◆ Your goal:
Go through the entries below and retype them exactly, omitting each picture.
— start of Input material —
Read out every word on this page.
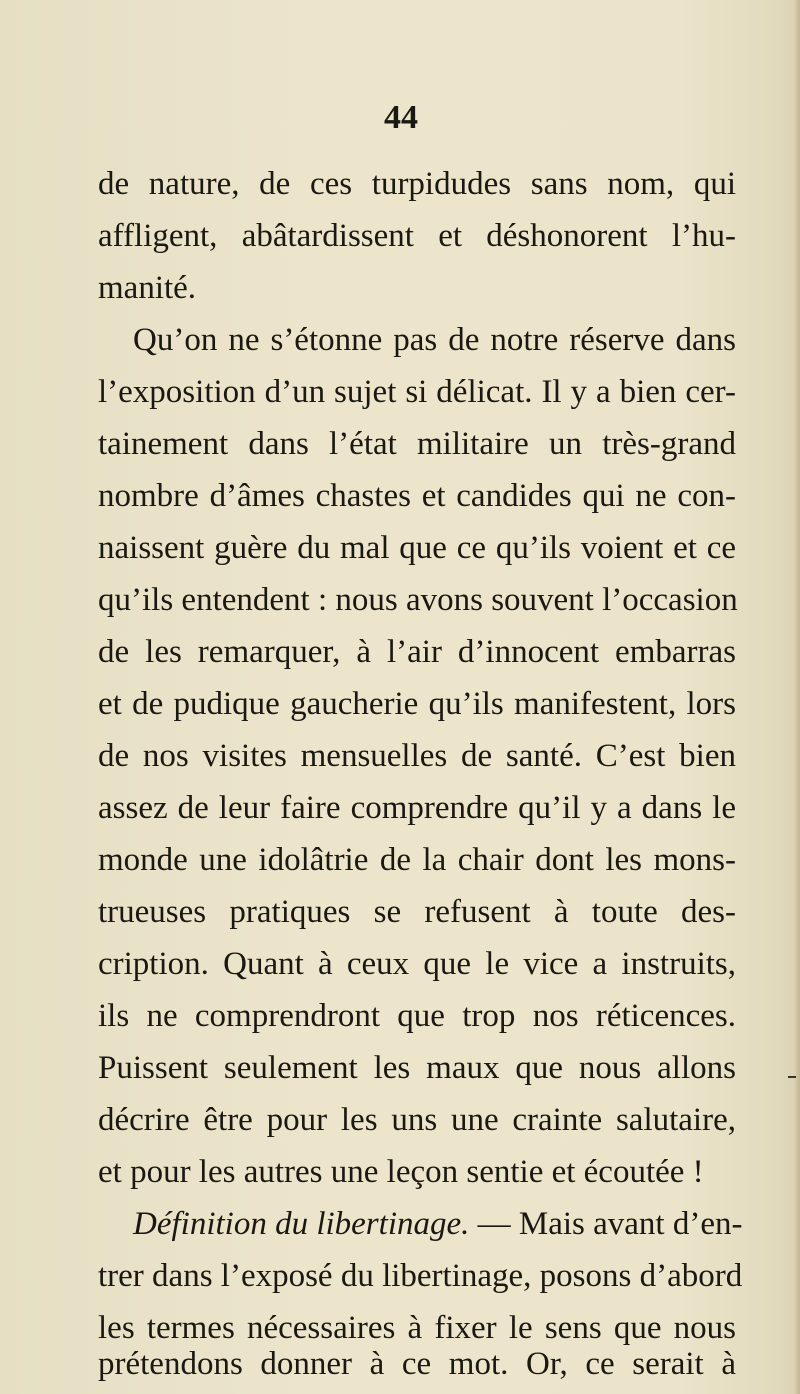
44
de nature, de ces turpidudes sans nom, qui
affligent, abâtardissent et déshonorent l’hu-
manité.
Qu’on ne s’étonne pas de notre réserve dans
l’exposition d’un sujet si délicat. Il y a bien cer-
tainement dans l’état militaire un très-grand
nombre d’âmes chastes et candides qui ne con-
naissent guère du mal que ce qu’ils voient et ce
qu’ils entendent : nous avons souvent l’occasion
de les remarquer, à l’air d’innocent embarras
et de pudique gaucherie qu’ils manifestent, lors
de nos visites mensuelles de santé. C’est bien
assez de leur faire comprendre qu’il y a dans le
monde une idolâtrie de la chair dont les mons-
trueuses pratiques se refusent à toute des-
cription. Quant à ceux que le vice a instruits,
ils ne comprendront que trop nos réticences.
Puissent seulement les maux que nous allons
décrire être pour les uns une crainte salutaire,
et pour les autres une leçon sentie et écoutée !
Définition du libertinage. — Mais avant d’en-
trer dans l’exposé du libertinage, posons d’abord
les termes nécessaires à fixer le sens que nous
prétendons donner à ce mot. Or, ce serait à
— end of Input material —
◆ Exercise answer:
Read out every word on this page.
44
de nature, de ces turpidudes sans nom, qui
affligent, abâtardissent et déshonorent l’hu-
manité.
Qu’on ne s’étonne pas de notre réserve dans
l’exposition d’un sujet si délicat. Il y a bien cer-
tainement dans l’état militaire un très-grand
nombre d’âmes chastes et candides qui ne con-
naissent guère du mal que ce qu’ils voient et ce
qu’ils entendent : nous avons souvent l’occasion
de les remarquer, à l’air d’innocent embarras
et de pudique gaucherie qu’ils manifestent, lors
de nos visites mensuelles de santé. C’est bien
assez de leur faire comprendre qu’il y a dans le
monde une idolâtrie de la chair dont les mons-
trueuses pratiques se refusent à toute des-
cription. Quant à ceux que le vice a instruits,
ils ne comprendront que trop nos réticences.
Puissent seulement les maux que nous allons
décrire être pour les uns une crainte salutaire,
et pour les autres une leçon sentie et écoutée !
Définition du libertinage. — Mais avant d’en-
trer dans l’exposé du libertinage, posons d’abord
les termes nécessaires à fixer le sens que nous
prétendons donner à ce mot. Or, ce serait à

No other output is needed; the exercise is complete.